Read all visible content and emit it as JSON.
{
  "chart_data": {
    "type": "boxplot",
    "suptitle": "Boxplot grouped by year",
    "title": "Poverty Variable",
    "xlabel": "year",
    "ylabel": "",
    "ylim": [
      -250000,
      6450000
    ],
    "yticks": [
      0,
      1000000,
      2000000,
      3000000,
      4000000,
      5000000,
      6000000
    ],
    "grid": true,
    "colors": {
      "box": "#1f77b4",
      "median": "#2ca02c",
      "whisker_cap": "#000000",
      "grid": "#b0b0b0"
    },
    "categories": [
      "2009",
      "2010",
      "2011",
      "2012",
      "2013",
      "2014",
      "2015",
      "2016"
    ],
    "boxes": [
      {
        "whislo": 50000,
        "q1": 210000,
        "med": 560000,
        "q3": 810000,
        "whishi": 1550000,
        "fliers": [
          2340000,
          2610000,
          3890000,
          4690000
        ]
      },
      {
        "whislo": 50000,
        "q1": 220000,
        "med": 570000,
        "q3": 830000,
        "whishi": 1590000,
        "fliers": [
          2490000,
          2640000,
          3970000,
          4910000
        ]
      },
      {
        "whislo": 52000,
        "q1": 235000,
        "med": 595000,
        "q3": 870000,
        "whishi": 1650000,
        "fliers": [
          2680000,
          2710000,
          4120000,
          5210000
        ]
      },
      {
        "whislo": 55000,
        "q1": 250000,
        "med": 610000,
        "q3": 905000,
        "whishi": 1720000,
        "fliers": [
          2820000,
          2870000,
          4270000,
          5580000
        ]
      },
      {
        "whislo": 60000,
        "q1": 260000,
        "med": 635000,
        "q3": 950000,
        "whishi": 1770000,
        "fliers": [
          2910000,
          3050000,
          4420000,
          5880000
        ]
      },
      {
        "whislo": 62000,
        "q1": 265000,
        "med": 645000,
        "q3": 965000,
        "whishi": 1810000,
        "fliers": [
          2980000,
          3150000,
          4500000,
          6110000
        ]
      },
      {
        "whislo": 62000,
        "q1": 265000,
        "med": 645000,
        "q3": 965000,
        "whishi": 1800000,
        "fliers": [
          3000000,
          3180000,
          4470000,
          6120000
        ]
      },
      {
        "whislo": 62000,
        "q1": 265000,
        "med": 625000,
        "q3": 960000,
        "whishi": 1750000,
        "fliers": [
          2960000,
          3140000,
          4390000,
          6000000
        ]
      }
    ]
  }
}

---

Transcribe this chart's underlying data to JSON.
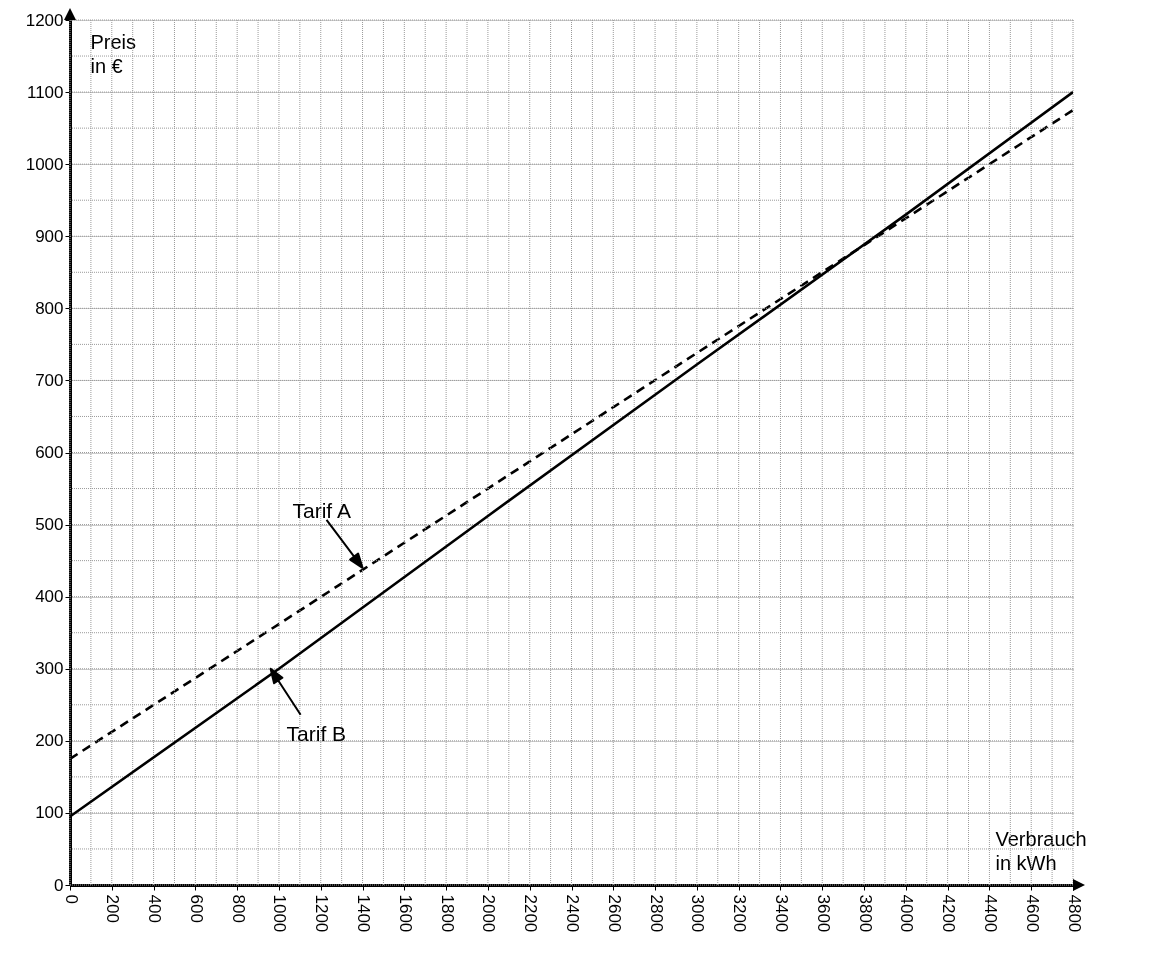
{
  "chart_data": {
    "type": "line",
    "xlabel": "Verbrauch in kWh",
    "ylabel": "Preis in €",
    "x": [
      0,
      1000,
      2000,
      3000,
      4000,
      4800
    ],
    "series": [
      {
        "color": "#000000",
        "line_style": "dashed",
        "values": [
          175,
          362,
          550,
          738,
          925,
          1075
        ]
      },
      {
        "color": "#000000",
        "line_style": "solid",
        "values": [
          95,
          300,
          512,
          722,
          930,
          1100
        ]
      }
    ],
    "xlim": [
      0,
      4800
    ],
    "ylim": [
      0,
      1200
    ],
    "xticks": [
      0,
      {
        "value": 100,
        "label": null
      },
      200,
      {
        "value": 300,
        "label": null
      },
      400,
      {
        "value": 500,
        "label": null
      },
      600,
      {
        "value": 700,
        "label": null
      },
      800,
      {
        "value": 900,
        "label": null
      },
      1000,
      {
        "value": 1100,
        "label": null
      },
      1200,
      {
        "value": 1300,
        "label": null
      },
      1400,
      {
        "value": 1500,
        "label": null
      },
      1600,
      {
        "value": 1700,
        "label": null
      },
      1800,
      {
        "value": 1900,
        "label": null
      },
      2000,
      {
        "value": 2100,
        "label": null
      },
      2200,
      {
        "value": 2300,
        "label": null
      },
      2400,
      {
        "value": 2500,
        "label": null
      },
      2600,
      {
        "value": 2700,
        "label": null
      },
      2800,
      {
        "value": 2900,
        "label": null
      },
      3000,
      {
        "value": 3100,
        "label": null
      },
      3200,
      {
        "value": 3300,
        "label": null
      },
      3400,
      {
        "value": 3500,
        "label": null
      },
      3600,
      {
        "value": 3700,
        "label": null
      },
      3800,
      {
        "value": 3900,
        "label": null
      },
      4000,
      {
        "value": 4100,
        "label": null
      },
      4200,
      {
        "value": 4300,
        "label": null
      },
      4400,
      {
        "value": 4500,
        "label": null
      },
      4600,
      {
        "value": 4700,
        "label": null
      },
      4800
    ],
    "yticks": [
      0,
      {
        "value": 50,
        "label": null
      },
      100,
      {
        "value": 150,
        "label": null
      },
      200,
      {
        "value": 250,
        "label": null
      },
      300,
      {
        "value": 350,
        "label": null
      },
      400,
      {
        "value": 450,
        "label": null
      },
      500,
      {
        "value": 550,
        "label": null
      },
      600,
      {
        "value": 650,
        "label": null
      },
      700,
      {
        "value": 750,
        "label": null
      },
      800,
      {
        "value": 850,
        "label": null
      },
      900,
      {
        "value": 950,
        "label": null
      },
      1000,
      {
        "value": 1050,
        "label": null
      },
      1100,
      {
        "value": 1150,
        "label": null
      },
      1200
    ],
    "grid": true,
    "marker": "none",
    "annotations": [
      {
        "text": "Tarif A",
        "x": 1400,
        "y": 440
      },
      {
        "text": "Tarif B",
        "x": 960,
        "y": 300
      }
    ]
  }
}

...

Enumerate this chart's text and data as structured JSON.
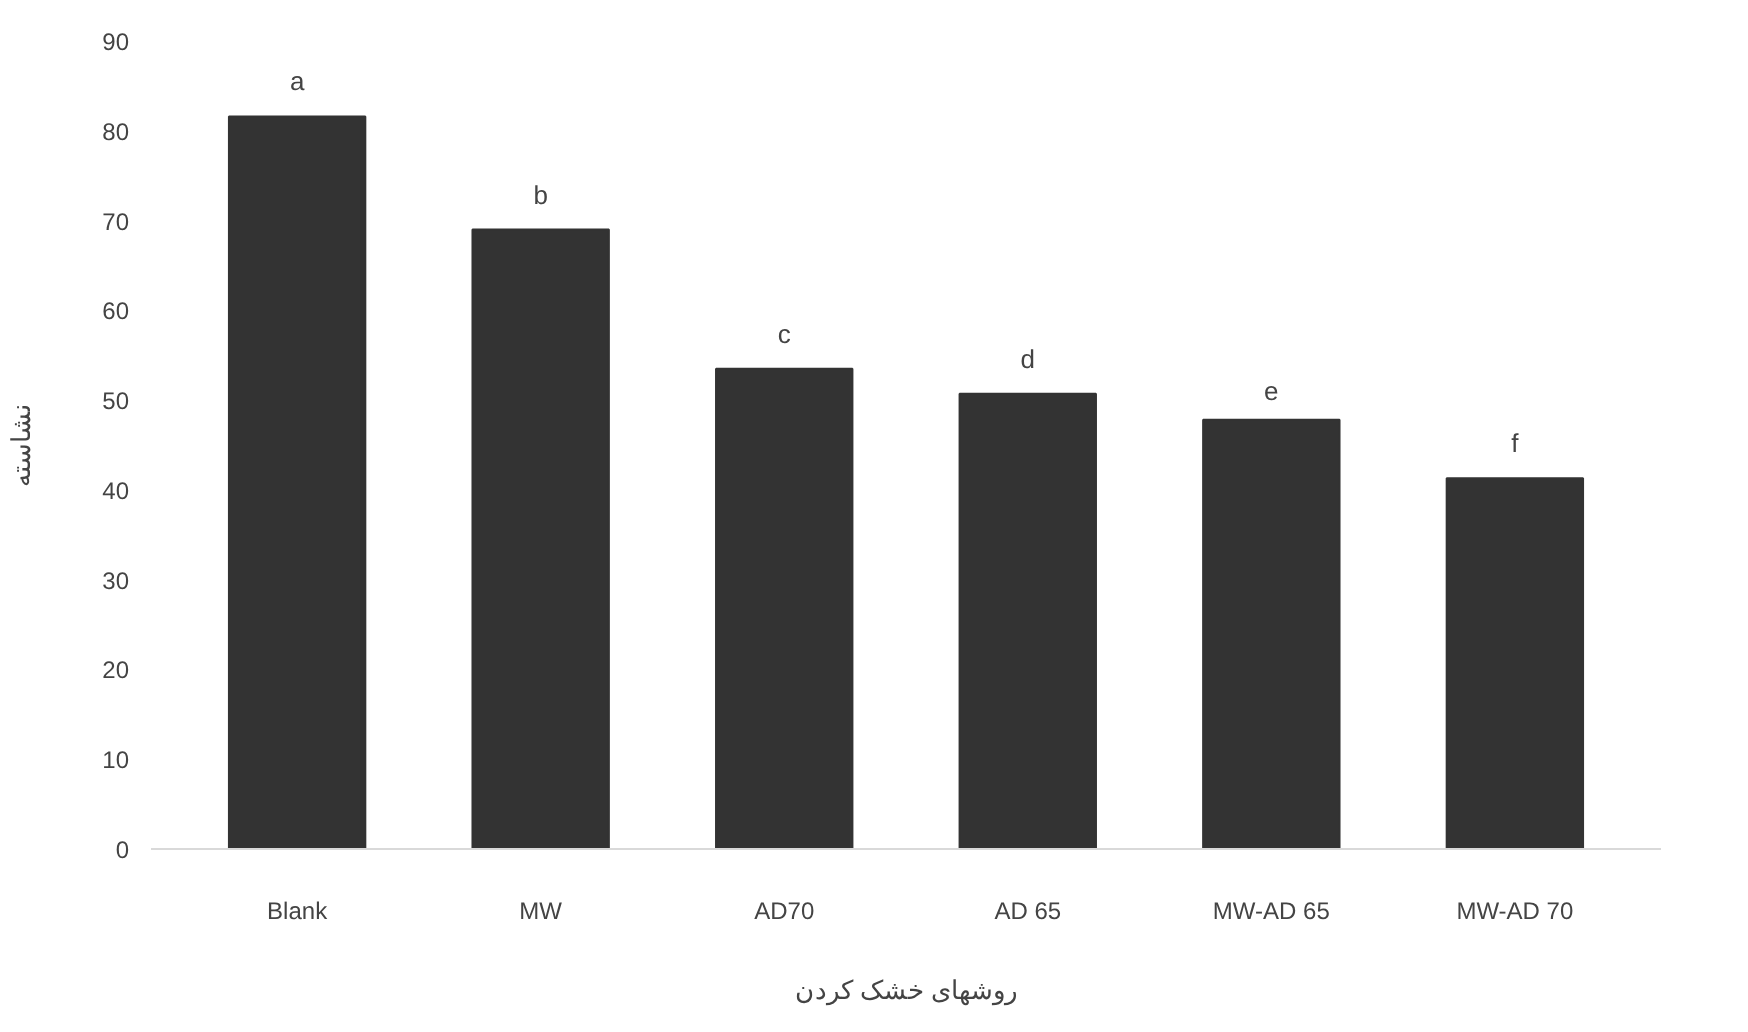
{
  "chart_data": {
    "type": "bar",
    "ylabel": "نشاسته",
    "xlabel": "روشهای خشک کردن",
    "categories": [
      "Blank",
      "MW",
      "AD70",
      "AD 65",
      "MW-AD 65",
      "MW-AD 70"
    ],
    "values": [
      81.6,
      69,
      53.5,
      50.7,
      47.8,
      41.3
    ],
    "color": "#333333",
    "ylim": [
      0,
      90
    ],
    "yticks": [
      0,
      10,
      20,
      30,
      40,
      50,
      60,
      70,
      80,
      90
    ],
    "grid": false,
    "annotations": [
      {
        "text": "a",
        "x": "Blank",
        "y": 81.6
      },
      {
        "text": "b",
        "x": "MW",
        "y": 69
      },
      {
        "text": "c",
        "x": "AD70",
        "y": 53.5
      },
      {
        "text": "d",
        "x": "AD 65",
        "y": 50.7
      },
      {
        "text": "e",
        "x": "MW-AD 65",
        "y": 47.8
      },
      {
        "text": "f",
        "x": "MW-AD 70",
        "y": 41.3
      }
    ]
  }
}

[Exercise description]
Copy out each line of the listing that holds "this".

[Response to the exercise]
Transcribe this chart's underlying data to JSON.
Enumerate this chart's text and data as structured JSON.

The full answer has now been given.